LISTED RECORDS ->

^^^^^^^^

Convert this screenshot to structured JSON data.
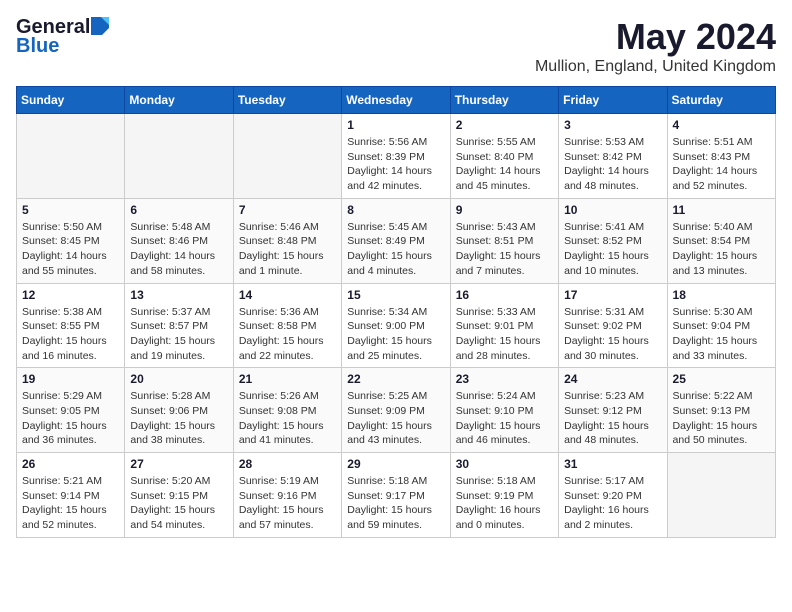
{
  "header": {
    "logo_general": "General",
    "logo_blue": "Blue",
    "title": "May 2024",
    "location": "Mullion, England, United Kingdom"
  },
  "days_of_week": [
    "Sunday",
    "Monday",
    "Tuesday",
    "Wednesday",
    "Thursday",
    "Friday",
    "Saturday"
  ],
  "weeks": [
    {
      "days": [
        {
          "num": "",
          "info": ""
        },
        {
          "num": "",
          "info": ""
        },
        {
          "num": "",
          "info": ""
        },
        {
          "num": "1",
          "info": "Sunrise: 5:56 AM\nSunset: 8:39 PM\nDaylight: 14 hours\nand 42 minutes."
        },
        {
          "num": "2",
          "info": "Sunrise: 5:55 AM\nSunset: 8:40 PM\nDaylight: 14 hours\nand 45 minutes."
        },
        {
          "num": "3",
          "info": "Sunrise: 5:53 AM\nSunset: 8:42 PM\nDaylight: 14 hours\nand 48 minutes."
        },
        {
          "num": "4",
          "info": "Sunrise: 5:51 AM\nSunset: 8:43 PM\nDaylight: 14 hours\nand 52 minutes."
        }
      ]
    },
    {
      "days": [
        {
          "num": "5",
          "info": "Sunrise: 5:50 AM\nSunset: 8:45 PM\nDaylight: 14 hours\nand 55 minutes."
        },
        {
          "num": "6",
          "info": "Sunrise: 5:48 AM\nSunset: 8:46 PM\nDaylight: 14 hours\nand 58 minutes."
        },
        {
          "num": "7",
          "info": "Sunrise: 5:46 AM\nSunset: 8:48 PM\nDaylight: 15 hours\nand 1 minute."
        },
        {
          "num": "8",
          "info": "Sunrise: 5:45 AM\nSunset: 8:49 PM\nDaylight: 15 hours\nand 4 minutes."
        },
        {
          "num": "9",
          "info": "Sunrise: 5:43 AM\nSunset: 8:51 PM\nDaylight: 15 hours\nand 7 minutes."
        },
        {
          "num": "10",
          "info": "Sunrise: 5:41 AM\nSunset: 8:52 PM\nDaylight: 15 hours\nand 10 minutes."
        },
        {
          "num": "11",
          "info": "Sunrise: 5:40 AM\nSunset: 8:54 PM\nDaylight: 15 hours\nand 13 minutes."
        }
      ]
    },
    {
      "days": [
        {
          "num": "12",
          "info": "Sunrise: 5:38 AM\nSunset: 8:55 PM\nDaylight: 15 hours\nand 16 minutes."
        },
        {
          "num": "13",
          "info": "Sunrise: 5:37 AM\nSunset: 8:57 PM\nDaylight: 15 hours\nand 19 minutes."
        },
        {
          "num": "14",
          "info": "Sunrise: 5:36 AM\nSunset: 8:58 PM\nDaylight: 15 hours\nand 22 minutes."
        },
        {
          "num": "15",
          "info": "Sunrise: 5:34 AM\nSunset: 9:00 PM\nDaylight: 15 hours\nand 25 minutes."
        },
        {
          "num": "16",
          "info": "Sunrise: 5:33 AM\nSunset: 9:01 PM\nDaylight: 15 hours\nand 28 minutes."
        },
        {
          "num": "17",
          "info": "Sunrise: 5:31 AM\nSunset: 9:02 PM\nDaylight: 15 hours\nand 30 minutes."
        },
        {
          "num": "18",
          "info": "Sunrise: 5:30 AM\nSunset: 9:04 PM\nDaylight: 15 hours\nand 33 minutes."
        }
      ]
    },
    {
      "days": [
        {
          "num": "19",
          "info": "Sunrise: 5:29 AM\nSunset: 9:05 PM\nDaylight: 15 hours\nand 36 minutes."
        },
        {
          "num": "20",
          "info": "Sunrise: 5:28 AM\nSunset: 9:06 PM\nDaylight: 15 hours\nand 38 minutes."
        },
        {
          "num": "21",
          "info": "Sunrise: 5:26 AM\nSunset: 9:08 PM\nDaylight: 15 hours\nand 41 minutes."
        },
        {
          "num": "22",
          "info": "Sunrise: 5:25 AM\nSunset: 9:09 PM\nDaylight: 15 hours\nand 43 minutes."
        },
        {
          "num": "23",
          "info": "Sunrise: 5:24 AM\nSunset: 9:10 PM\nDaylight: 15 hours\nand 46 minutes."
        },
        {
          "num": "24",
          "info": "Sunrise: 5:23 AM\nSunset: 9:12 PM\nDaylight: 15 hours\nand 48 minutes."
        },
        {
          "num": "25",
          "info": "Sunrise: 5:22 AM\nSunset: 9:13 PM\nDaylight: 15 hours\nand 50 minutes."
        }
      ]
    },
    {
      "days": [
        {
          "num": "26",
          "info": "Sunrise: 5:21 AM\nSunset: 9:14 PM\nDaylight: 15 hours\nand 52 minutes."
        },
        {
          "num": "27",
          "info": "Sunrise: 5:20 AM\nSunset: 9:15 PM\nDaylight: 15 hours\nand 54 minutes."
        },
        {
          "num": "28",
          "info": "Sunrise: 5:19 AM\nSunset: 9:16 PM\nDaylight: 15 hours\nand 57 minutes."
        },
        {
          "num": "29",
          "info": "Sunrise: 5:18 AM\nSunset: 9:17 PM\nDaylight: 15 hours\nand 59 minutes."
        },
        {
          "num": "30",
          "info": "Sunrise: 5:18 AM\nSunset: 9:19 PM\nDaylight: 16 hours\nand 0 minutes."
        },
        {
          "num": "31",
          "info": "Sunrise: 5:17 AM\nSunset: 9:20 PM\nDaylight: 16 hours\nand 2 minutes."
        },
        {
          "num": "",
          "info": ""
        }
      ]
    }
  ]
}
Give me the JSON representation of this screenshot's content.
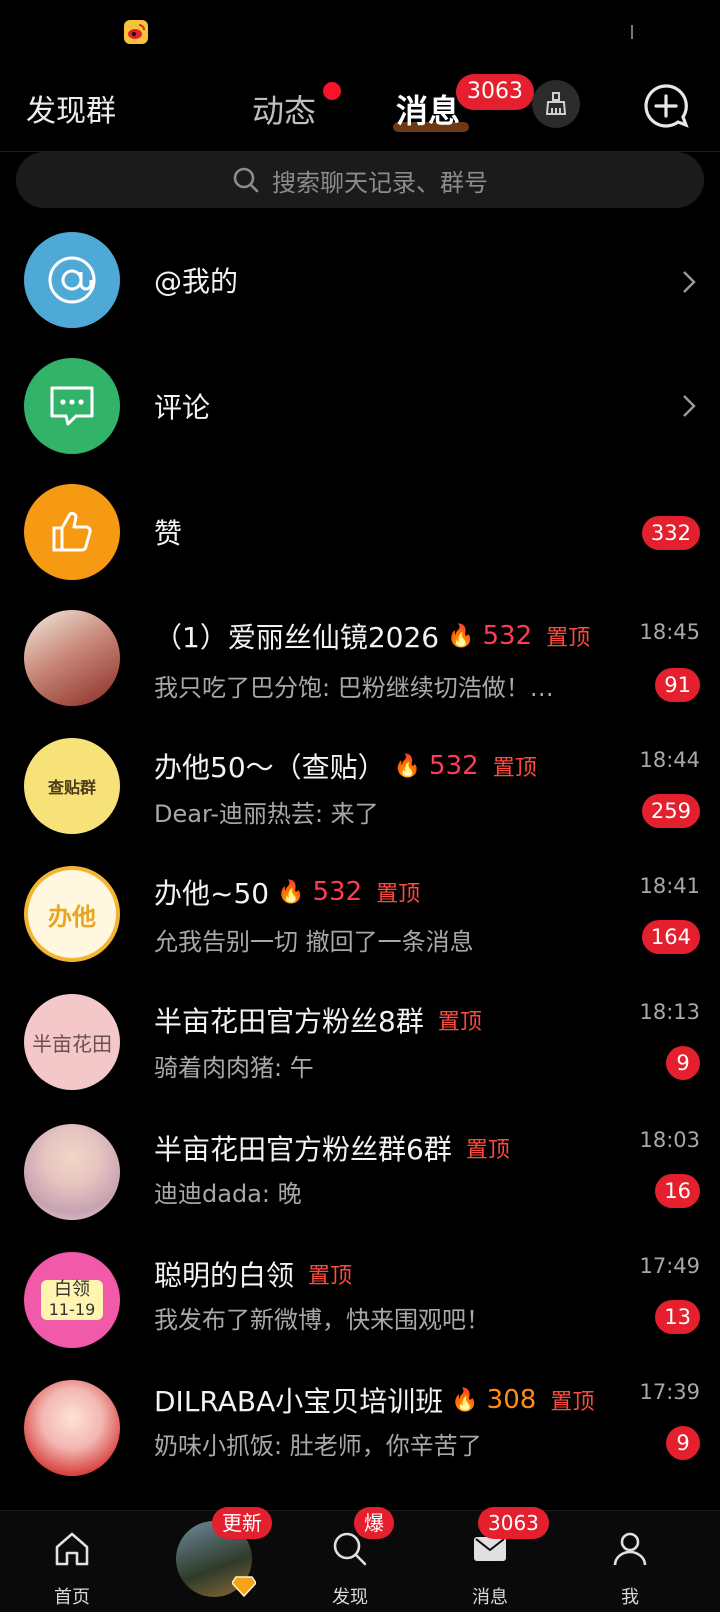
{
  "top_nav": {
    "discover_groups": "发现群",
    "tab_activity": "动态",
    "tab_messages": "消息",
    "messages_badge": "3063"
  },
  "search": {
    "placeholder": "搜索聊天记录、群号"
  },
  "system_rows": [
    {
      "label": "@我的",
      "icon": "at-icon",
      "color": "#4fa9d6"
    },
    {
      "label": "评论",
      "icon": "comment-icon",
      "color": "#33b36a"
    },
    {
      "label": "赞",
      "icon": "thumbs-up-icon",
      "color": "#f59a12",
      "count": "332"
    }
  ],
  "chats": [
    {
      "title": "（1）爱丽丝仙镜2026",
      "fire_icon": "purple-fire-icon",
      "heat": "532",
      "pinned": "置顶",
      "preview": "我只吃了巴分饱: 巴粉继续切浩做！…",
      "time": "18:45",
      "unread": "91"
    },
    {
      "title": "办他50～（查贴）",
      "fire_icon": "purple-fire-icon",
      "heat": "532",
      "pinned": "置顶",
      "preview": "Dear-迪丽热芸: 来了",
      "time": "18:44",
      "unread": "259",
      "avatar_text": "查贴群"
    },
    {
      "title": "办他~50",
      "fire_icon": "purple-fire-icon",
      "heat": "532",
      "pinned": "置顶",
      "preview": "允我告别一切 撤回了一条消息",
      "time": "18:41",
      "unread": "164",
      "avatar_text": "办他"
    },
    {
      "title": "半亩花田官方粉丝8群",
      "pinned": "置顶",
      "preview": "骑着肉肉猪: 午",
      "time": "18:13",
      "unread": "9",
      "avatar_text": "半亩花田"
    },
    {
      "title": "半亩花田官方粉丝群6群",
      "pinned": "置顶",
      "preview": "迪迪dada: 晚",
      "time": "18:03",
      "unread": "16"
    },
    {
      "title": "聪明的白领",
      "pinned": "置顶",
      "preview": "我发布了新微博，快来围观吧！",
      "time": "17:49",
      "unread": "13",
      "avatar_text": "白领",
      "avatar_text2": "11-19"
    },
    {
      "title": "DILRABA小宝贝培训班",
      "fire_icon": "orange-fire-icon",
      "heat": "308",
      "pinned": "置顶",
      "preview": "奶味小抓饭: 肚老师，你辛苦了",
      "time": "17:39",
      "unread": "9"
    }
  ],
  "bottom_nav": {
    "home": "首页",
    "update_badge": "更新",
    "discover": "发现",
    "discover_badge": "爆",
    "messages": "消息",
    "messages_badge": "3063",
    "me": "我"
  },
  "colors": {
    "badge_red": "#e4202f",
    "pin_red": "#ff4a3d",
    "heat_pink": "#ff3b55",
    "heat_orange": "#ff8a1e"
  }
}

^^^^^^^^

SHORT PROBLEM -> Scan the listing above. Collect all lines with the word "screenshot".

ANSWER TO THIS PROBLEM ->
Convert this screenshot to structured JSON data.
Give me the JSON representation of this screenshot's content.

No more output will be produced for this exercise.